[Set task]: In the entries below, count every line with the word "series". Return only the count.

[Task inputs]:
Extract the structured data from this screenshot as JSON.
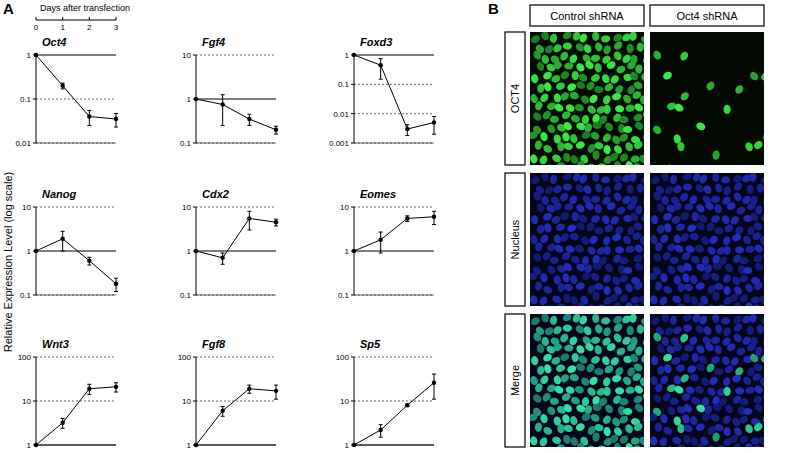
{
  "chart_data": [
    {
      "type": "line",
      "title": "Oct4",
      "x": [
        0,
        1,
        2,
        3
      ],
      "values": [
        1,
        0.2,
        0.04,
        0.035
      ],
      "errors": [
        0,
        0.03,
        0.015,
        0.012
      ],
      "xlim": [
        0,
        3
      ],
      "ylim": [
        0.01,
        1
      ],
      "yticks": [
        0.01,
        0.1,
        1
      ],
      "log": "y",
      "grid": true,
      "tick_labels": "y",
      "color": "#000000",
      "marker": "circle"
    },
    {
      "type": "line",
      "title": "Fgf4",
      "x": [
        0,
        1,
        2,
        3
      ],
      "values": [
        1,
        0.75,
        0.35,
        0.2
      ],
      "errors": [
        0,
        0.5,
        0.1,
        0.04
      ],
      "xlim": [
        0,
        3
      ],
      "ylim": [
        0.1,
        10
      ],
      "yticks": [
        0.1,
        1,
        10
      ],
      "log": "y",
      "grid": true,
      "tick_labels": "y",
      "color": "#000000",
      "marker": "circle"
    },
    {
      "type": "line",
      "title": "Foxd3",
      "x": [
        0,
        1,
        2,
        3
      ],
      "values": [
        1,
        0.45,
        0.003,
        0.005
      ],
      "errors": [
        0,
        0.3,
        0.0012,
        0.003
      ],
      "xlim": [
        0,
        3
      ],
      "ylim": [
        0.001,
        1
      ],
      "yticks": [
        0.001,
        0.01,
        0.1,
        1
      ],
      "log": "y",
      "grid": true,
      "tick_labels": "y",
      "color": "#000000",
      "marker": "circle"
    },
    {
      "type": "line",
      "title": "Nanog",
      "x": [
        0,
        1,
        2,
        3
      ],
      "values": [
        1,
        1.9,
        0.6,
        0.18
      ],
      "errors": [
        0,
        0.9,
        0.12,
        0.06
      ],
      "xlim": [
        0,
        3
      ],
      "ylim": [
        0.1,
        10
      ],
      "yticks": [
        0.1,
        1,
        10
      ],
      "log": "y",
      "grid": true,
      "tick_labels": "y",
      "color": "#000000",
      "marker": "circle"
    },
    {
      "type": "line",
      "title": "Cdx2",
      "x": [
        0,
        1,
        2,
        3
      ],
      "values": [
        1,
        0.7,
        5.5,
        4.5
      ],
      "errors": [
        0,
        0.2,
        2.5,
        0.8
      ],
      "xlim": [
        0,
        3
      ],
      "ylim": [
        0.1,
        10
      ],
      "yticks": [
        0.1,
        1,
        10
      ],
      "log": "y",
      "grid": true,
      "tick_labels": "y",
      "color": "#000000",
      "marker": "circle"
    },
    {
      "type": "line",
      "title": "Eomes",
      "x": [
        0,
        1,
        2,
        3
      ],
      "values": [
        1,
        1.8,
        5.5,
        6
      ],
      "errors": [
        0,
        0.9,
        0.8,
        2
      ],
      "xlim": [
        0,
        3
      ],
      "ylim": [
        0.1,
        10
      ],
      "yticks": [
        0.1,
        1,
        10
      ],
      "log": "y",
      "grid": true,
      "tick_labels": "y",
      "color": "#000000",
      "marker": "circle"
    },
    {
      "type": "line",
      "title": "Wnt3",
      "x": [
        0,
        1,
        2,
        3
      ],
      "values": [
        1,
        3.2,
        19,
        21
      ],
      "errors": [
        0,
        0.8,
        5,
        5
      ],
      "xlim": [
        0,
        3
      ],
      "ylim": [
        1,
        100
      ],
      "yticks": [
        1,
        10,
        100
      ],
      "log": "y",
      "grid": true,
      "tick_labels": "y",
      "color": "#000000",
      "marker": "circle"
    },
    {
      "type": "line",
      "title": "Fgf8",
      "x": [
        0,
        1,
        2,
        3
      ],
      "values": [
        1,
        6,
        19,
        17
      ],
      "errors": [
        0,
        1.5,
        4,
        6
      ],
      "xlim": [
        0,
        3
      ],
      "ylim": [
        1,
        100
      ],
      "yticks": [
        1,
        10,
        100
      ],
      "log": "y",
      "grid": true,
      "tick_labels": "y",
      "color": "#000000",
      "marker": "circle"
    },
    {
      "type": "line",
      "title": "Sp5",
      "x": [
        0,
        1,
        2,
        3
      ],
      "values": [
        1,
        2.2,
        8,
        26
      ],
      "errors": [
        0,
        0.7,
        0.5,
        15
      ],
      "xlim": [
        0,
        3
      ],
      "ylim": [
        1,
        100
      ],
      "yticks": [
        1,
        10,
        100
      ],
      "log": "y",
      "grid": true,
      "tick_labels": "y",
      "color": "#000000",
      "marker": "circle"
    }
  ],
  "figure": {
    "panel_a_label": "A",
    "panel_b_label": "B",
    "days_axis": {
      "label": "Days after transfection",
      "lim": [
        0,
        3
      ],
      "ticks": [
        0,
        1,
        2,
        3
      ]
    },
    "y_axis_label": "Relative Expression Level (log scale)",
    "panel_b": {
      "columns": [
        "Control shRNA",
        "Oct4 shRNA"
      ],
      "rows": [
        "OCT4",
        "Nucleus",
        "Merge"
      ]
    }
  }
}
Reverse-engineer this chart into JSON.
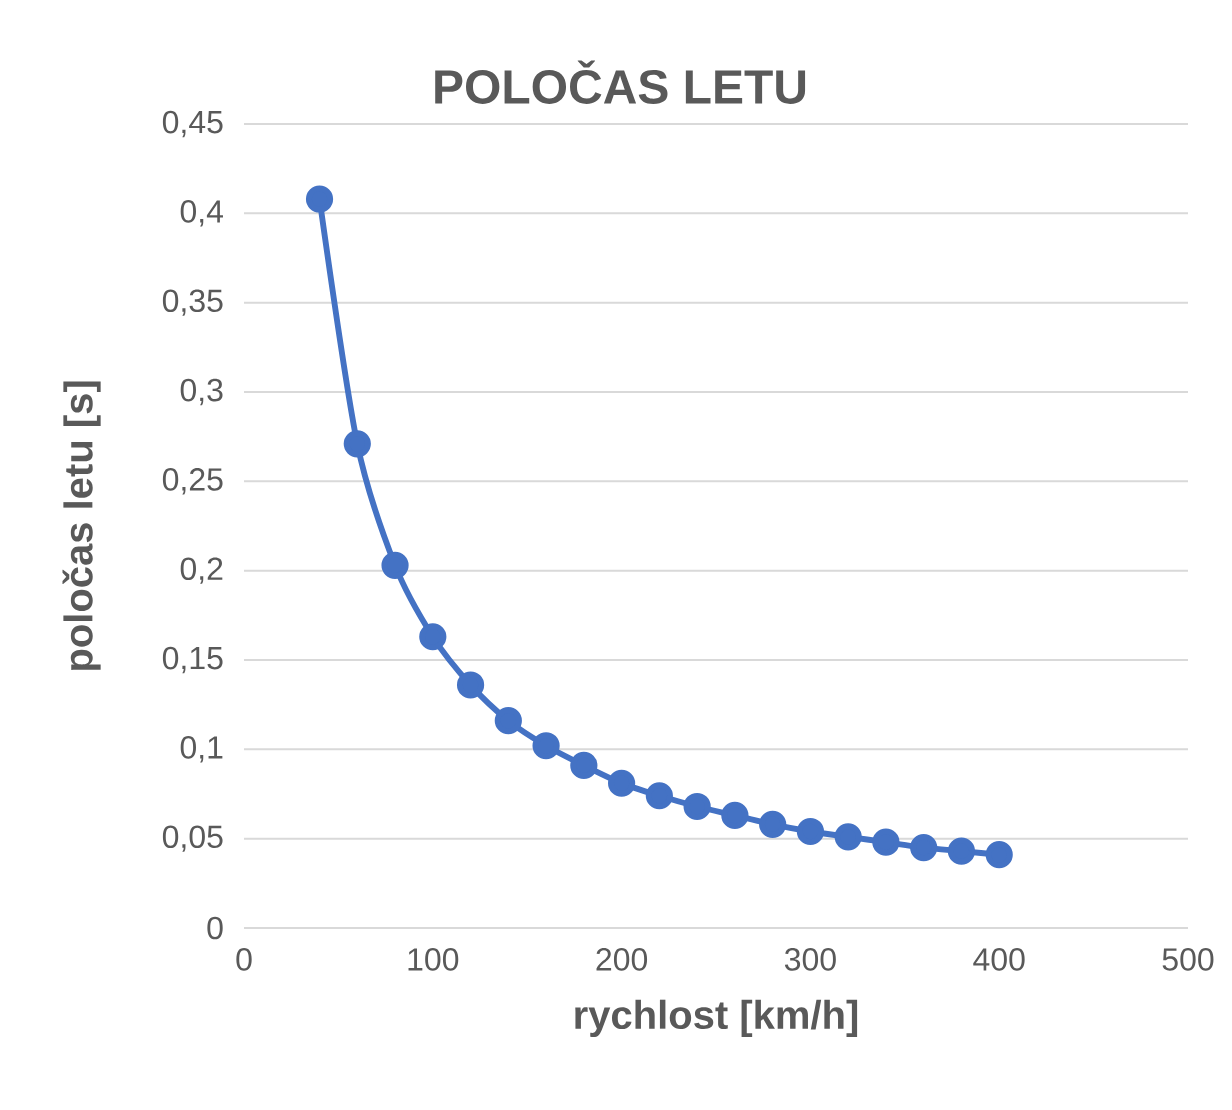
{
  "chart_data": {
    "type": "line",
    "title": "POLOČAS LETU",
    "xlabel": "rychlost [km/h]",
    "ylabel": "poločas letu [s]",
    "x": [
      40,
      60,
      80,
      100,
      120,
      140,
      160,
      180,
      200,
      220,
      240,
      260,
      280,
      300,
      320,
      340,
      360,
      380,
      400
    ],
    "series": [
      {
        "color": "#4472c4",
        "values": [
          0.408,
          0.271,
          0.203,
          0.163,
          0.136,
          0.116,
          0.102,
          0.091,
          0.081,
          0.074,
          0.068,
          0.063,
          0.058,
          0.054,
          0.051,
          0.048,
          0.045,
          0.043,
          0.041
        ]
      }
    ],
    "xlim": [
      0,
      500
    ],
    "xticks": [
      0,
      100,
      200,
      300,
      400,
      500
    ],
    "ylim": [
      0,
      0.45
    ],
    "yticks": [
      0,
      {
        "value": 0.05,
        "label": "0,05"
      },
      {
        "value": 0.1,
        "label": "0,1"
      },
      {
        "value": 0.15,
        "label": "0,15"
      },
      {
        "value": 0.2,
        "label": "0,2"
      },
      {
        "value": 0.25,
        "label": "0,25"
      },
      {
        "value": 0.3,
        "label": "0,3"
      },
      {
        "value": 0.35,
        "label": "0,35"
      },
      {
        "value": 0.4,
        "label": "0,4"
      },
      {
        "value": 0.45,
        "label": "0,45"
      }
    ],
    "grid": "y",
    "marker": "circle",
    "line_style": "solid"
  }
}
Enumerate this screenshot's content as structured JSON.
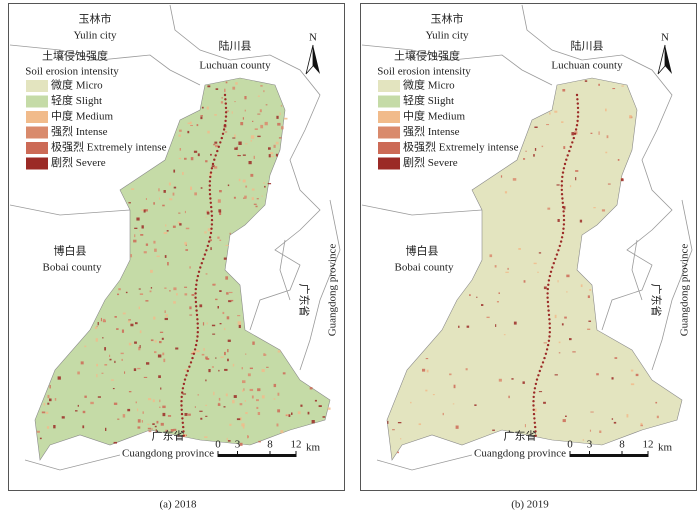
{
  "legend": {
    "title_cn": "土壤侵蚀强度",
    "title_en": "Soil erosion intensity",
    "items": [
      {
        "label": "微度 Micro",
        "color": "#e3e4bf"
      },
      {
        "label": "轻度 Slight",
        "color": "#c5dba7"
      },
      {
        "label": "中度 Medium",
        "color": "#f1bb8b"
      },
      {
        "label": "强烈 Intense",
        "color": "#d98a6c"
      },
      {
        "label": "极强烈 Extremely intense",
        "color": "#cc6a56"
      },
      {
        "label": "剧烈 Severe",
        "color": "#9b2a26"
      }
    ]
  },
  "places": {
    "yulin_cn": "玉林市",
    "yulin_en": "Yulin city",
    "luchuan_cn": "陆川县",
    "luchuan_en": "Luchuan county",
    "bobai_cn": "博白县",
    "bobai_en": "Bobai county",
    "gd_east_cn": "广东省",
    "gd_east_en": "Guangdong province",
    "gd_south_cn": "广东省",
    "gd_south_en": "Cuangdong province"
  },
  "north": "N",
  "scale_bar": {
    "ticks": [
      0,
      3,
      8,
      12
    ],
    "unit": "km"
  },
  "panels": [
    {
      "caption": "(a) 2018"
    },
    {
      "caption": "(b) 2019"
    }
  ]
}
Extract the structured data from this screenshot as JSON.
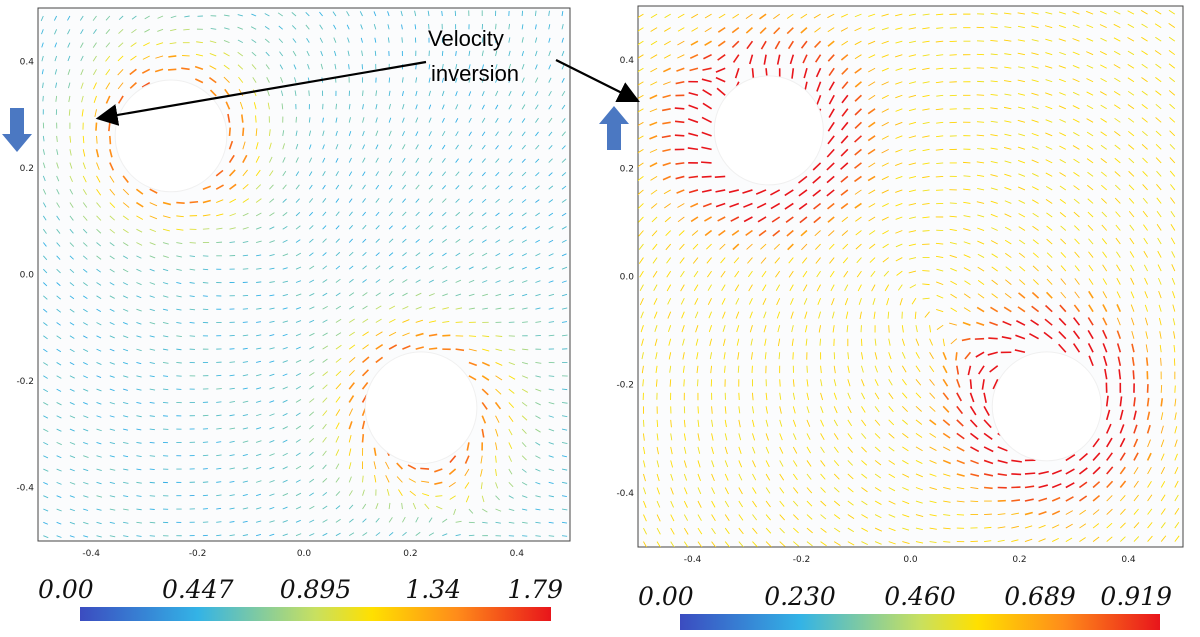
{
  "annotation": {
    "line1": "Velocity",
    "line2": "inversion"
  },
  "chart_data": [
    {
      "type": "vector-field",
      "panel": "left",
      "xlim": [
        -0.5,
        0.5
      ],
      "ylim": [
        -0.5,
        0.5
      ],
      "x_ticks": [
        "-0.4",
        "-0.2",
        "0.0",
        "0.2",
        "0.4"
      ],
      "x_tick_values": [
        -0.4,
        -0.2,
        0.0,
        0.2,
        0.4
      ],
      "y_ticks": [
        "0.4",
        "0.2",
        "0.0",
        "-0.2",
        "-0.4"
      ],
      "y_tick_values": [
        0.4,
        0.2,
        0.0,
        -0.2,
        -0.4
      ],
      "cylinders": [
        {
          "x": -0.25,
          "y": 0.26,
          "r": 0.105
        },
        {
          "x": 0.22,
          "y": -0.25,
          "r": 0.105
        }
      ],
      "flow_direction": "down",
      "colorbar": {
        "min": 0.0,
        "max": 1.79,
        "labels": [
          "0.00",
          "0.447",
          "0.895",
          "1.34",
          "1.79"
        ]
      }
    },
    {
      "type": "vector-field",
      "panel": "right",
      "xlim": [
        -0.5,
        0.5
      ],
      "ylim": [
        -0.5,
        0.5
      ],
      "x_ticks": [
        "-0.4",
        "-0.2",
        "0.0",
        "0.2",
        "0.4"
      ],
      "x_tick_values": [
        -0.4,
        -0.2,
        0.0,
        0.2,
        0.4
      ],
      "y_ticks": [
        "0.4",
        "0.2",
        "0.0",
        "-0.2",
        "-0.4"
      ],
      "y_tick_values": [
        0.4,
        0.2,
        0.0,
        -0.2,
        -0.4
      ],
      "cylinders": [
        {
          "x": -0.26,
          "y": 0.27,
          "r": 0.1
        },
        {
          "x": 0.25,
          "y": -0.24,
          "r": 0.1
        }
      ],
      "flow_direction": "up",
      "colorbar": {
        "min": 0.0,
        "max": 0.919,
        "labels": [
          "0.00",
          "0.230",
          "0.460",
          "0.689",
          "0.919"
        ]
      }
    }
  ]
}
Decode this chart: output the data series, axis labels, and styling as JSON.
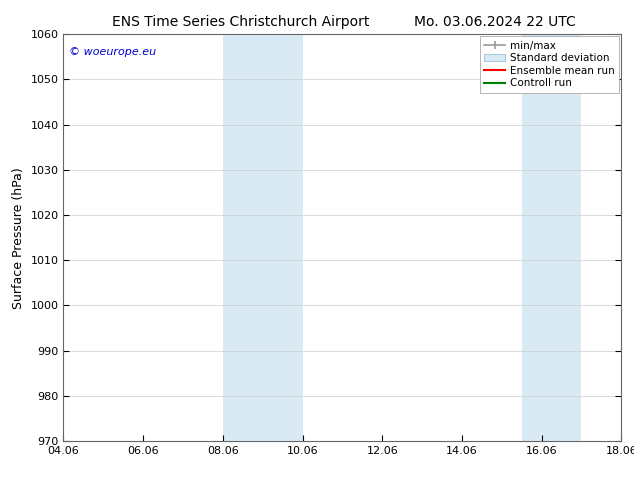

[Expected answer]: 2